Records shown:
========
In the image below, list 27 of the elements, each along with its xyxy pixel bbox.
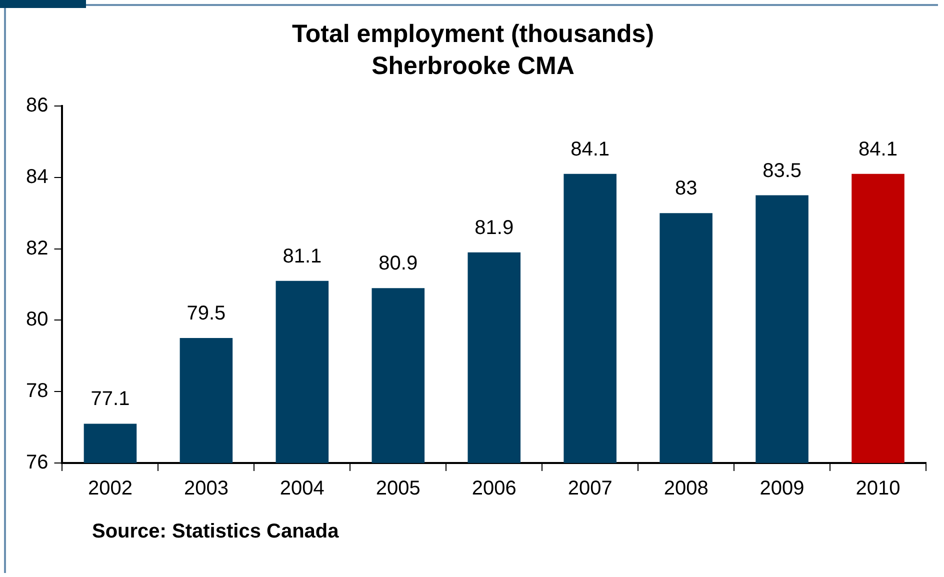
data-label: 81.9 xyxy=(474,216,514,239)
x-tick-label: 2004 xyxy=(280,478,324,500)
source-note: Source: Statistics Canada xyxy=(92,520,340,543)
y-tick-label: 84 xyxy=(26,166,48,188)
x-tick-label: 2010 xyxy=(856,478,900,500)
data-label: 80.9 xyxy=(378,252,418,275)
data-label: 84.1 xyxy=(570,138,610,160)
y-tick-label: 78 xyxy=(26,380,48,402)
x-tick-label: 2009 xyxy=(760,478,804,500)
data-label: 81.1 xyxy=(282,245,322,268)
y-tick-label: 86 xyxy=(26,94,48,117)
data-label: 83 xyxy=(674,178,698,200)
data-label: 84.1 xyxy=(858,138,898,160)
chart-subtitle: Sherbrooke CMA xyxy=(372,52,574,80)
y-tick-label: 80 xyxy=(26,308,48,331)
data-label: 77.1 xyxy=(90,388,130,410)
x-tick-label: 2002 xyxy=(88,478,132,500)
x-tick-label: 2008 xyxy=(664,478,708,500)
x-tick-label: 2005 xyxy=(376,478,420,500)
y-tick-label: 82 xyxy=(26,237,48,260)
data-label: 83.5 xyxy=(762,160,802,182)
chart-title: Total employment (thousands) xyxy=(292,20,654,48)
x-tick-label: 2007 xyxy=(568,478,612,500)
y-tick-label: 76 xyxy=(26,452,48,474)
x-tick-label: 2003 xyxy=(184,478,228,500)
x-tick-label: 2006 xyxy=(472,478,516,500)
data-label: 79.5 xyxy=(186,302,226,325)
========
Work to do: Format the listing above as a Markdown table with two columns, Row and Line, numbering each non-blank line in order. Omit the picture from the table.

Final result:
| Row | Line |
|---|---|
| 1 | In the image below, list 27 of the elements, each along with its xyxy pixel bbox. |
| 2 | data-label: 81.9 xyxy=(474,216,514,239) |
| 3 | x-tick-label: 2004 xyxy=(280,478,324,500) |
| 4 | source-note: Source: Statistics Canada xyxy=(92,520,340,543) |
| 5 | y-tick-label: 84 xyxy=(26,166,48,188) |
| 6 | x-tick-label: 2010 xyxy=(856,478,900,500) |
| 7 | data-label: 80.9 xyxy=(378,252,418,275) |
| 8 | data-label: 84.1 xyxy=(570,138,610,160) |
| 9 | y-tick-label: 78 xyxy=(26,380,48,402) |
| 10 | x-tick-label: 2009 xyxy=(760,478,804,500) |
| 11 | data-label: 81.1 xyxy=(282,245,322,268) |
| 12 | y-tick-label: 86 xyxy=(26,94,48,117) |
| 13 | data-label: 83 xyxy=(674,178,698,200) |
| 14 | data-label: 84.1 xyxy=(858,138,898,160) |
| 15 | chart-subtitle: Sherbrooke CMA xyxy=(372,52,574,80) |
| 16 | y-tick-label: 80 xyxy=(26,308,48,331) |
| 17 | data-label: 77.1 xyxy=(90,388,130,410) |
| 18 | x-tick-label: 2002 xyxy=(88,478,132,500) |
| 19 | x-tick-label: 2008 xyxy=(664,478,708,500) |
| 20 | x-tick-label: 2005 xyxy=(376,478,420,500) |
| 21 | y-tick-label: 82 xyxy=(26,237,48,260) |
| 22 | data-label: 83.5 xyxy=(762,160,802,182) |
| 23 | chart-title: Total employment (thousands) xyxy=(292,20,654,48) |
| 24 | x-tick-label: 2007 xyxy=(568,478,612,500) |
| 25 | y-tick-label: 76 xyxy=(26,452,48,474) |
| 26 | x-tick-label: 2003 xyxy=(184,478,228,500) |
| 27 | x-tick-label: 2006 xyxy=(472,478,516,500) |
| 28 | data-label: 79.5 xyxy=(186,302,226,325) |